## GIVEN TASK
Set down each record exactly as written.

** Start of INPUT **

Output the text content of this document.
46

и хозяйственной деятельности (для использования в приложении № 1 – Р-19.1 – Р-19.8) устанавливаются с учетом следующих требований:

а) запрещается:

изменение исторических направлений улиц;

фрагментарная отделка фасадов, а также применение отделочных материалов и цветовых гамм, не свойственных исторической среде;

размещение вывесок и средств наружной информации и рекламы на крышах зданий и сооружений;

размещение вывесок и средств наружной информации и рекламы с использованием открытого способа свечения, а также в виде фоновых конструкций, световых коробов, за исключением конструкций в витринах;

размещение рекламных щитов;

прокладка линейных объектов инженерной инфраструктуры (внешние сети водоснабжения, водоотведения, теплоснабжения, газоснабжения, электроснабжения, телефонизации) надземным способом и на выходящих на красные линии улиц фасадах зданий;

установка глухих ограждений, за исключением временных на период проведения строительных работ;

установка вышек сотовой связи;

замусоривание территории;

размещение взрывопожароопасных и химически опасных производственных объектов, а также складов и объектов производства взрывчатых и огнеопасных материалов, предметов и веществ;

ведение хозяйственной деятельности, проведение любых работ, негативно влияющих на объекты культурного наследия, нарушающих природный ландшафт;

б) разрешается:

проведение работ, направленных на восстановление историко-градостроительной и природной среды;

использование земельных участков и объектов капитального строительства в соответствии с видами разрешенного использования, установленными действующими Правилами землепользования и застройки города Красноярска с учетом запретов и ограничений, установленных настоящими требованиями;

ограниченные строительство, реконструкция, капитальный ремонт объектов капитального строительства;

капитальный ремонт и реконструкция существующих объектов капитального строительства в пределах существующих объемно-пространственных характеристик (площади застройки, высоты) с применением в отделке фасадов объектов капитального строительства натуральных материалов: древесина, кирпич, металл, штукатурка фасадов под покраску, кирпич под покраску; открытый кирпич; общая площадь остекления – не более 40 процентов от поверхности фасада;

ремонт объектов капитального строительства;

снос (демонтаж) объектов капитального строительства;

** End of INPUT **

## PROBLEM SOLUTION
Output the text content of this document.
46

и хозяйственной деятельности (для использования в приложении № 1 – Р-19.1 – Р-19.8) устанавливаются с учетом следующих требований:

а) запрещается:

изменение исторических направлений улиц;

фрагментарная отделка фасадов, а также применение отделочных материалов и цветовых гамм, не свойственных исторической среде;

размещение вывесок и средств наружной информации и рекламы на крышах зданий и сооружений;

размещение вывесок и средств наружной информации и рекламы с использованием открытого способа свечения, а также в виде фоновых конструкций, световых коробов, за исключением конструкций в витринах;

размещение рекламных щитов;

прокладка линейных объектов инженерной инфраструктуры (внешние сети водоснабжения, водоотведения, теплоснабжения, газоснабжения, электроснабжения, телефонизации) надземным способом и на выходящих на красные линии улиц фасадах зданий;

установка глухих ограждений, за исключением временных на период проведения строительных работ;

установка вышек сотовой связи;

замусоривание территории;

размещение взрывопожароопасных и химически опасных производственных объектов, а также складов и объектов производства взрывчатых и огнеопасных материалов, предметов и веществ;

ведение хозяйственной деятельности, проведение любых работ, негативно влияющих на объекты культурного наследия, нарушающих природный ландшафт;

б) разрешается:

проведение работ, направленных на восстановление историко-градостроительной и природной среды;

использование земельных участков и объектов капитального строительства в соответствии с видами разрешенного использования, установленными действующими Правилами землепользования и застройки города Красноярска с учетом запретов и ограничений, установленных настоящими требованиями;

ограниченные строительство, реконструкция, капитальный ремонт объектов капитального строительства;

капитальный ремонт и реконструкция существующих объектов капитального строительства в пределах существующих объемно-пространственных характеристик (площади застройки, высоты) с применением в отделке фасадов объектов капитального строительства натуральных материалов: древесина, кирпич, металл, штукатурка фасадов под покраску, кирпич под покраску; открытый кирпич; общая площадь остекления – не более 40 процентов от поверхности фасада;

ремонт объектов капитального строительства;

снос (демонтаж) объектов капитального строительства;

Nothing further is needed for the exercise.